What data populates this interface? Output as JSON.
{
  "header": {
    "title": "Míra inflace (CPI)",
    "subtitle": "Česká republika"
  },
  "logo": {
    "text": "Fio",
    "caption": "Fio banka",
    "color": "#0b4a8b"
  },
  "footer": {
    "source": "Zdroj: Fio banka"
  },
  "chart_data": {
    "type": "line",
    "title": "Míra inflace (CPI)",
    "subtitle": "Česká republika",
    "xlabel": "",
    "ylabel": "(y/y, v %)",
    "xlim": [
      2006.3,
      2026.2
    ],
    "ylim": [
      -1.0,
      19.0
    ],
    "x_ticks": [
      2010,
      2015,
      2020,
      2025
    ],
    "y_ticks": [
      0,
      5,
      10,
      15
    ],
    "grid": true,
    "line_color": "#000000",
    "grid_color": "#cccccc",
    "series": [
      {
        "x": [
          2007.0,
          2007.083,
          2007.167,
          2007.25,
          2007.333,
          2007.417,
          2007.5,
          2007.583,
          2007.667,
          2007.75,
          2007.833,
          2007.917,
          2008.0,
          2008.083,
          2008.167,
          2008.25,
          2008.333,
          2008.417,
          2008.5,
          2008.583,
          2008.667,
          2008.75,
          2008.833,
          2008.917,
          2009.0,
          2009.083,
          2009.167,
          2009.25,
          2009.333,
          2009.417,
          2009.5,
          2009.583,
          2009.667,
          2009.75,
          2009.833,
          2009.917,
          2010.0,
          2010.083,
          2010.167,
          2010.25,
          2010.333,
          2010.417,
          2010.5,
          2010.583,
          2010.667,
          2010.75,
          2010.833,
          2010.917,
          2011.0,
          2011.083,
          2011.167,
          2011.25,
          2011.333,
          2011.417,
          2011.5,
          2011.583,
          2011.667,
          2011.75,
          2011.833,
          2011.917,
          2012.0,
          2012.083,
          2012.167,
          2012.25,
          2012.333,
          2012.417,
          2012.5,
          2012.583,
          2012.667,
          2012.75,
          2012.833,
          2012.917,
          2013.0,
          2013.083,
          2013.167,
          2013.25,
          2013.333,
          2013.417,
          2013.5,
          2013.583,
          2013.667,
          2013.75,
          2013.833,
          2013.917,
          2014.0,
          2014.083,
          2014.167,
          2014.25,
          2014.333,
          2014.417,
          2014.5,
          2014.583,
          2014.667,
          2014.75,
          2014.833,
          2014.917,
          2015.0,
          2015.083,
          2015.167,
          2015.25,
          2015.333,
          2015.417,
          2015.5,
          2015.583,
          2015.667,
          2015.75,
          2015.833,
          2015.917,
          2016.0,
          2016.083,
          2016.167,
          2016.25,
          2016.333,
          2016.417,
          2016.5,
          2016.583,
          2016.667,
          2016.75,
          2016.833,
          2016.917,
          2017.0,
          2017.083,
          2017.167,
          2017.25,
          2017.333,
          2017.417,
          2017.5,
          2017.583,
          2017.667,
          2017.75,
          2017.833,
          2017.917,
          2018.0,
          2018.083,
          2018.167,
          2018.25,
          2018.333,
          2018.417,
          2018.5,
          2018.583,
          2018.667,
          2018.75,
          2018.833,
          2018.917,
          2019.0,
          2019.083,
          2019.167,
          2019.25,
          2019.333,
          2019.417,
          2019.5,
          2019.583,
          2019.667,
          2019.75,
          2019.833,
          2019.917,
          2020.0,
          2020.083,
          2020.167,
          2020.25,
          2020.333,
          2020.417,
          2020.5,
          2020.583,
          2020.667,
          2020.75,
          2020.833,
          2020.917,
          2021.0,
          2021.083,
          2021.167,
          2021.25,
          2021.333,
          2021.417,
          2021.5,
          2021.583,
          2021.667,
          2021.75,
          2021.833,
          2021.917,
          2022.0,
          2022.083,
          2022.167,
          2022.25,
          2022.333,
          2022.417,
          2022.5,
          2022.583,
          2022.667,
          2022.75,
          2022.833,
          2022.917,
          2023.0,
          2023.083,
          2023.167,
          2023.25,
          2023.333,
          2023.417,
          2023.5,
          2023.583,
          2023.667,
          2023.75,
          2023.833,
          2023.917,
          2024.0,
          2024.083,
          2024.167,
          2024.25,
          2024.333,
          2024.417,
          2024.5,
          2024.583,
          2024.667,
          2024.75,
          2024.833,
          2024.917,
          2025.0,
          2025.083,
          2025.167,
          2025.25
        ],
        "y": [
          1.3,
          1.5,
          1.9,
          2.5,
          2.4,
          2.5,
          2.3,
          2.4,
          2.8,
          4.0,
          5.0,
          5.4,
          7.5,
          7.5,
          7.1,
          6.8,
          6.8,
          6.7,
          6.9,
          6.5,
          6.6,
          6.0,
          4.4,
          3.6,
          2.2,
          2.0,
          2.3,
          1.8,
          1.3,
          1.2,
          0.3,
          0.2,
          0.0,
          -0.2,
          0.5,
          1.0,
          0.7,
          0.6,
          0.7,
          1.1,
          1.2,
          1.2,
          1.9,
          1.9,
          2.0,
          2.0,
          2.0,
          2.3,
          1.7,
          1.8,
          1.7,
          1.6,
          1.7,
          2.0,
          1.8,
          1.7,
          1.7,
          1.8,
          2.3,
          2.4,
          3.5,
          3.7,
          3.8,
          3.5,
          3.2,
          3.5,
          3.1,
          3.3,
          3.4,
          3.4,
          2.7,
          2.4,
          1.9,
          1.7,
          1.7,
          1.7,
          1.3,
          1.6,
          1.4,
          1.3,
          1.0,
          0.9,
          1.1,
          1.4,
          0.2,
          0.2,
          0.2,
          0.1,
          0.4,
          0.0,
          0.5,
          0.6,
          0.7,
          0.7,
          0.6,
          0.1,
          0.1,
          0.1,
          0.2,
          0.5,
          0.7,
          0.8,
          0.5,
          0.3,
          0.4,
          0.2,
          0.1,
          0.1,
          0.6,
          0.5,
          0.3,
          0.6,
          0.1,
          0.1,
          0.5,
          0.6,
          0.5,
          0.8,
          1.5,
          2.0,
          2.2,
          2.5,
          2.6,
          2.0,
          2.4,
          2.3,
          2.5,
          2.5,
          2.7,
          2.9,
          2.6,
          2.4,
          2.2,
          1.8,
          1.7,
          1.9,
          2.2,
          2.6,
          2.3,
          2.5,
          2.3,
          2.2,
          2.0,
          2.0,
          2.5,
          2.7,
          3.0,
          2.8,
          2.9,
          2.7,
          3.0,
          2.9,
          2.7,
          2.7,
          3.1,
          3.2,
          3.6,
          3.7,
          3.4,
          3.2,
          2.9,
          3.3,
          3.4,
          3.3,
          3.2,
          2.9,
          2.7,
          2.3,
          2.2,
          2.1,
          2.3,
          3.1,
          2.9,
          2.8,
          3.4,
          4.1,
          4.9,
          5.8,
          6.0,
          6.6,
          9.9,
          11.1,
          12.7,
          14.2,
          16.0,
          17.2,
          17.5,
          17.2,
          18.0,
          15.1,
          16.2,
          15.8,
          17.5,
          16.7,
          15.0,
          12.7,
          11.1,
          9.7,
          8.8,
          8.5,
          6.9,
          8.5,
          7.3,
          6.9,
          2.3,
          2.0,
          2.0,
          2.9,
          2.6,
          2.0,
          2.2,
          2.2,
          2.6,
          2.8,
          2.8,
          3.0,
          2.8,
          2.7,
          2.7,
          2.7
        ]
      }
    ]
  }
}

☆ ☆ ☆ ☆

AIM OF THE EXERCISE: Of all the lines above, how many contain the word "republika"? Give the number and nothing else.

RESPONSE BELOW: 2